--- BEGIN ---
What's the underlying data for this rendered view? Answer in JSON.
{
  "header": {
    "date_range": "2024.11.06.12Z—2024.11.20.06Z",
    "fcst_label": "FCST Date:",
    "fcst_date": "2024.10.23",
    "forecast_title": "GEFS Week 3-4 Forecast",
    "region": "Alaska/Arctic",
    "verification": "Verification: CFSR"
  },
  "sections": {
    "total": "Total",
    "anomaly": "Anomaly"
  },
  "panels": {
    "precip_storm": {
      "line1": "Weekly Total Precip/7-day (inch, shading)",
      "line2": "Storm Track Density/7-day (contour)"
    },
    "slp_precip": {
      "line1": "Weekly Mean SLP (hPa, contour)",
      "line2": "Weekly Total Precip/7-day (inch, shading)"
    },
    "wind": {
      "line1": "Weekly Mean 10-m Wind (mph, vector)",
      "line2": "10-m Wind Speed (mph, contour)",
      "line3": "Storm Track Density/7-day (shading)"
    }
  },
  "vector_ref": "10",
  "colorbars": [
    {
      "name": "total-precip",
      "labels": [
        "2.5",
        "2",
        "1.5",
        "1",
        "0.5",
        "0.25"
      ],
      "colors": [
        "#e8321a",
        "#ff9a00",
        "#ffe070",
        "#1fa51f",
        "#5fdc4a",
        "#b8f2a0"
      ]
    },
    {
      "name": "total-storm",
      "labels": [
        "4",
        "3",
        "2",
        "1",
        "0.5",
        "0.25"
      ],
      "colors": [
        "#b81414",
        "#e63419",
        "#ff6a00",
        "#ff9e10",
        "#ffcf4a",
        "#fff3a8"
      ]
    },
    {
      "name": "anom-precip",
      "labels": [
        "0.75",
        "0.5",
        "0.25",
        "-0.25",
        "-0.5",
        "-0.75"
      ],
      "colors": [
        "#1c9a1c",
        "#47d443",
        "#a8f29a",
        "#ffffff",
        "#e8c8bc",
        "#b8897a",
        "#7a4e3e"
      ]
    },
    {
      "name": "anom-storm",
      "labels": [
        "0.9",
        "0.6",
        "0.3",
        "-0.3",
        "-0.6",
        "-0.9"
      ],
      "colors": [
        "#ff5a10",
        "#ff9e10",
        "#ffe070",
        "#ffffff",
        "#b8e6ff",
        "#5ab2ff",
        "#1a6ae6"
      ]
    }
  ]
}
--- END ---
=== DIRECTION ===
Please output the entries above, every line exactly as it reads.

=== TASK RESULT ===
What's the underlying data for this rendered view? Answer in JSON.
{
  "header": {
    "date_range": "2024.11.06.12Z—2024.11.20.06Z",
    "fcst_label": "FCST Date:",
    "fcst_date": "2024.10.23",
    "forecast_title": "GEFS Week 3-4 Forecast",
    "region": "Alaska/Arctic",
    "verification": "Verification: CFSR"
  },
  "sections": {
    "total": "Total",
    "anomaly": "Anomaly"
  },
  "panels": {
    "precip_storm": {
      "line1": "Weekly Total Precip/7-day (inch, shading)",
      "line2": "Storm Track Density/7-day (contour)"
    },
    "slp_precip": {
      "line1": "Weekly Mean SLP (hPa, contour)",
      "line2": "Weekly Total Precip/7-day (inch, shading)"
    },
    "wind": {
      "line1": "Weekly Mean 10-m Wind (mph, vector)",
      "line2": "10-m Wind Speed (mph, contour)",
      "line3": "Storm Track Density/7-day (shading)"
    }
  },
  "vector_ref": "10",
  "colorbars": [
    {
      "name": "total-precip",
      "labels": [
        "2.5",
        "2",
        "1.5",
        "1",
        "0.5",
        "0.25"
      ],
      "colors": [
        "#e8321a",
        "#ff9a00",
        "#ffe070",
        "#1fa51f",
        "#5fdc4a",
        "#b8f2a0"
      ]
    },
    {
      "name": "total-storm",
      "labels": [
        "4",
        "3",
        "2",
        "1",
        "0.5",
        "0.25"
      ],
      "colors": [
        "#b81414",
        "#e63419",
        "#ff6a00",
        "#ff9e10",
        "#ffcf4a",
        "#fff3a8"
      ]
    },
    {
      "name": "anom-precip",
      "labels": [
        "0.75",
        "0.5",
        "0.25",
        "-0.25",
        "-0.5",
        "-0.75"
      ],
      "colors": [
        "#1c9a1c",
        "#47d443",
        "#a8f29a",
        "#ffffff",
        "#e8c8bc",
        "#b8897a",
        "#7a4e3e"
      ]
    },
    {
      "name": "anom-storm",
      "labels": [
        "0.9",
        "0.6",
        "0.3",
        "-0.3",
        "-0.6",
        "-0.9"
      ],
      "colors": [
        "#ff5a10",
        "#ff9e10",
        "#ffe070",
        "#ffffff",
        "#b8e6ff",
        "#5ab2ff",
        "#1a6ae6"
      ]
    }
  ]
}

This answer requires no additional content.